## WHAT THIS TASK INVOLVES
The complete listing should be restated exactly.

Figure dataset records

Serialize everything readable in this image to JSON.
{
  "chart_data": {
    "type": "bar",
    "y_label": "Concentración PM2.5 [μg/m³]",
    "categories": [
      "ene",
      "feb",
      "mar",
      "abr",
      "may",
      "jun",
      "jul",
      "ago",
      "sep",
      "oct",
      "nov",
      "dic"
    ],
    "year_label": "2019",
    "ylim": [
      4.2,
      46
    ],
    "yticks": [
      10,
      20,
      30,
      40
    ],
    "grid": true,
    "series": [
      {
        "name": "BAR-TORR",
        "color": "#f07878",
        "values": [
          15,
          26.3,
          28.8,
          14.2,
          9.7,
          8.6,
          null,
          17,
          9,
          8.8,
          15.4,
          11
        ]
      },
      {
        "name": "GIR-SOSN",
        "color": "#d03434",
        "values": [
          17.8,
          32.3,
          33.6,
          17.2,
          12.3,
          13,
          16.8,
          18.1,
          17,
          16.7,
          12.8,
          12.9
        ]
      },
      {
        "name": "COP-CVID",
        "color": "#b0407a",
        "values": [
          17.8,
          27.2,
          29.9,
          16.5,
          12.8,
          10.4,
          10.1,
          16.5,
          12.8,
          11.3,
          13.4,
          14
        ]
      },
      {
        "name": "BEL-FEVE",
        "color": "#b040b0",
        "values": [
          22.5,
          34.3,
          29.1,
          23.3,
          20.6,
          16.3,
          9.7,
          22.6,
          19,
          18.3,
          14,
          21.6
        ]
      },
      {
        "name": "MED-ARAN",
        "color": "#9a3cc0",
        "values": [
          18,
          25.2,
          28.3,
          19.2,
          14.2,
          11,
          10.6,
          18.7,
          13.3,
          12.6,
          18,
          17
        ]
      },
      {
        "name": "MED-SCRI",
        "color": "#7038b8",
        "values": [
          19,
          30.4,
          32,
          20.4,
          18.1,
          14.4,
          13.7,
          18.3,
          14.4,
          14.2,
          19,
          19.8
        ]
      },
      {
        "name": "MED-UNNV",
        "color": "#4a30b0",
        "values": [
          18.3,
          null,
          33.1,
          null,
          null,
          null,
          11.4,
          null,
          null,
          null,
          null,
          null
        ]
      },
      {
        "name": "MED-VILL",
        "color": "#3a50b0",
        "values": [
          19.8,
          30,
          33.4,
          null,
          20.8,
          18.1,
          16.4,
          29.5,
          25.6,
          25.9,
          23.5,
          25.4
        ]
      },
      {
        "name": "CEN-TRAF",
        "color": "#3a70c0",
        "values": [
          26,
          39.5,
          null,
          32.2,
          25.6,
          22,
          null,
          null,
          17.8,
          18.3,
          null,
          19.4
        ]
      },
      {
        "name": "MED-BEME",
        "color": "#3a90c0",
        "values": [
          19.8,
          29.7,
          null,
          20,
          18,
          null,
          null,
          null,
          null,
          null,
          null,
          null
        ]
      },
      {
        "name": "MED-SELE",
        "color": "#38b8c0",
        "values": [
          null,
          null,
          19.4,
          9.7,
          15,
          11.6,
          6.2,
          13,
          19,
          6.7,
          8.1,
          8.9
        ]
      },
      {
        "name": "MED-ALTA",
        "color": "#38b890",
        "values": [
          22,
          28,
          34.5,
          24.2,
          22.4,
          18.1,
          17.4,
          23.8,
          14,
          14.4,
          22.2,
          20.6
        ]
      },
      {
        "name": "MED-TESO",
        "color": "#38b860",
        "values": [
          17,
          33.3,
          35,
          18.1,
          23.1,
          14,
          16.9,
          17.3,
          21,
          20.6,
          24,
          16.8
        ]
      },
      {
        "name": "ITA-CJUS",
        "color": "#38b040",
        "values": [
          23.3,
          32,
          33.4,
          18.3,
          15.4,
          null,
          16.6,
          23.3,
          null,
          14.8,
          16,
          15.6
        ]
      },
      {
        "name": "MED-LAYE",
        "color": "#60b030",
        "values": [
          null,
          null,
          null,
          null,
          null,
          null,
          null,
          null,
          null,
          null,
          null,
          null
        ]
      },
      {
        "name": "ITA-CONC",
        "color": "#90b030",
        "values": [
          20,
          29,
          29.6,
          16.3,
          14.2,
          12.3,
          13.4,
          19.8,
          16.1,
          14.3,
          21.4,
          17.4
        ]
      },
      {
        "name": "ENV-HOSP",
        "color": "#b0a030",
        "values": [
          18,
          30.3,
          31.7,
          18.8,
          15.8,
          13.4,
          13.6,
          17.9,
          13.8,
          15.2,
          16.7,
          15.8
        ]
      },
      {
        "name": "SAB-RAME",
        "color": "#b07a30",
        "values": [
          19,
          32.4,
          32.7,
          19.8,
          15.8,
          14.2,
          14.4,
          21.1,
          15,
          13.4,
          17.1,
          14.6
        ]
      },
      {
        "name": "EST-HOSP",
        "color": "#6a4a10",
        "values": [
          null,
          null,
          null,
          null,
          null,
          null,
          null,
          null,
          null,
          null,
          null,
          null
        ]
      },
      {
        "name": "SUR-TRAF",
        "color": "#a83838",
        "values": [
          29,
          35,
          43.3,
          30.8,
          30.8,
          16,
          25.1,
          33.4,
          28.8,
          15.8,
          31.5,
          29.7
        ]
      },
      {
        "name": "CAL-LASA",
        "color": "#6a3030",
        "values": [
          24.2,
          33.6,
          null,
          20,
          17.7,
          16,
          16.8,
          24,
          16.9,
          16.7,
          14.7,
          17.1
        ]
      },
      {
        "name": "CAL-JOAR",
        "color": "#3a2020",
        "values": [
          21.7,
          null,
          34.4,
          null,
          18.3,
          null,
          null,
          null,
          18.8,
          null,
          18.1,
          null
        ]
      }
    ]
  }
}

## SOLUTION FOR THIS EXERCISE
Serialize everything readable in this image to JSON.
{
  "chart_data": {
    "type": "bar",
    "y_label": "Concentración PM2.5 [μg/m³]",
    "categories": [
      "ene",
      "feb",
      "mar",
      "abr",
      "may",
      "jun",
      "jul",
      "ago",
      "sep",
      "oct",
      "nov",
      "dic"
    ],
    "year_label": "2019",
    "ylim": [
      4.2,
      46
    ],
    "yticks": [
      10,
      20,
      30,
      40
    ],
    "grid": true,
    "series": [
      {
        "name": "BAR-TORR",
        "color": "#f07878",
        "values": [
          15,
          26.3,
          28.8,
          14.2,
          9.7,
          8.6,
          null,
          17,
          9,
          8.8,
          15.4,
          11
        ]
      },
      {
        "name": "GIR-SOSN",
        "color": "#d03434",
        "values": [
          17.8,
          32.3,
          33.6,
          17.2,
          12.3,
          13,
          16.8,
          18.1,
          17,
          16.7,
          12.8,
          12.9
        ]
      },
      {
        "name": "COP-CVID",
        "color": "#b0407a",
        "values": [
          17.8,
          27.2,
          29.9,
          16.5,
          12.8,
          10.4,
          10.1,
          16.5,
          12.8,
          11.3,
          13.4,
          14
        ]
      },
      {
        "name": "BEL-FEVE",
        "color": "#b040b0",
        "values": [
          22.5,
          34.3,
          29.1,
          23.3,
          20.6,
          16.3,
          9.7,
          22.6,
          19,
          18.3,
          14,
          21.6
        ]
      },
      {
        "name": "MED-ARAN",
        "color": "#9a3cc0",
        "values": [
          18,
          25.2,
          28.3,
          19.2,
          14.2,
          11,
          10.6,
          18.7,
          13.3,
          12.6,
          18,
          17
        ]
      },
      {
        "name": "MED-SCRI",
        "color": "#7038b8",
        "values": [
          19,
          30.4,
          32,
          20.4,
          18.1,
          14.4,
          13.7,
          18.3,
          14.4,
          14.2,
          19,
          19.8
        ]
      },
      {
        "name": "MED-UNNV",
        "color": "#4a30b0",
        "values": [
          18.3,
          null,
          33.1,
          null,
          null,
          null,
          11.4,
          null,
          null,
          null,
          null,
          null
        ]
      },
      {
        "name": "MED-VILL",
        "color": "#3a50b0",
        "values": [
          19.8,
          30,
          33.4,
          null,
          20.8,
          18.1,
          16.4,
          29.5,
          25.6,
          25.9,
          23.5,
          25.4
        ]
      },
      {
        "name": "CEN-TRAF",
        "color": "#3a70c0",
        "values": [
          26,
          39.5,
          null,
          32.2,
          25.6,
          22,
          null,
          null,
          17.8,
          18.3,
          null,
          19.4
        ]
      },
      {
        "name": "MED-BEME",
        "color": "#3a90c0",
        "values": [
          19.8,
          29.7,
          null,
          20,
          18,
          null,
          null,
          null,
          null,
          null,
          null,
          null
        ]
      },
      {
        "name": "MED-SELE",
        "color": "#38b8c0",
        "values": [
          null,
          null,
          19.4,
          9.7,
          15,
          11.6,
          6.2,
          13,
          19,
          6.7,
          8.1,
          8.9
        ]
      },
      {
        "name": "MED-ALTA",
        "color": "#38b890",
        "values": [
          22,
          28,
          34.5,
          24.2,
          22.4,
          18.1,
          17.4,
          23.8,
          14,
          14.4,
          22.2,
          20.6
        ]
      },
      {
        "name": "MED-TESO",
        "color": "#38b860",
        "values": [
          17,
          33.3,
          35,
          18.1,
          23.1,
          14,
          16.9,
          17.3,
          21,
          20.6,
          24,
          16.8
        ]
      },
      {
        "name": "ITA-CJUS",
        "color": "#38b040",
        "values": [
          23.3,
          32,
          33.4,
          18.3,
          15.4,
          null,
          16.6,
          23.3,
          null,
          14.8,
          16,
          15.6
        ]
      },
      {
        "name": "MED-LAYE",
        "color": "#60b030",
        "values": [
          null,
          null,
          null,
          null,
          null,
          null,
          null,
          null,
          null,
          null,
          null,
          null
        ]
      },
      {
        "name": "ITA-CONC",
        "color": "#90b030",
        "values": [
          20,
          29,
          29.6,
          16.3,
          14.2,
          12.3,
          13.4,
          19.8,
          16.1,
          14.3,
          21.4,
          17.4
        ]
      },
      {
        "name": "ENV-HOSP",
        "color": "#b0a030",
        "values": [
          18,
          30.3,
          31.7,
          18.8,
          15.8,
          13.4,
          13.6,
          17.9,
          13.8,
          15.2,
          16.7,
          15.8
        ]
      },
      {
        "name": "SAB-RAME",
        "color": "#b07a30",
        "values": [
          19,
          32.4,
          32.7,
          19.8,
          15.8,
          14.2,
          14.4,
          21.1,
          15,
          13.4,
          17.1,
          14.6
        ]
      },
      {
        "name": "EST-HOSP",
        "color": "#6a4a10",
        "values": [
          null,
          null,
          null,
          null,
          null,
          null,
          null,
          null,
          null,
          null,
          null,
          null
        ]
      },
      {
        "name": "SUR-TRAF",
        "color": "#a83838",
        "values": [
          29,
          35,
          43.3,
          30.8,
          30.8,
          16,
          25.1,
          33.4,
          28.8,
          15.8,
          31.5,
          29.7
        ]
      },
      {
        "name": "CAL-LASA",
        "color": "#6a3030",
        "values": [
          24.2,
          33.6,
          null,
          20,
          17.7,
          16,
          16.8,
          24,
          16.9,
          16.7,
          14.7,
          17.1
        ]
      },
      {
        "name": "CAL-JOAR",
        "color": "#3a2020",
        "values": [
          21.7,
          null,
          34.4,
          null,
          18.3,
          null,
          null,
          null,
          18.8,
          null,
          18.1,
          null
        ]
      }
    ]
  }
}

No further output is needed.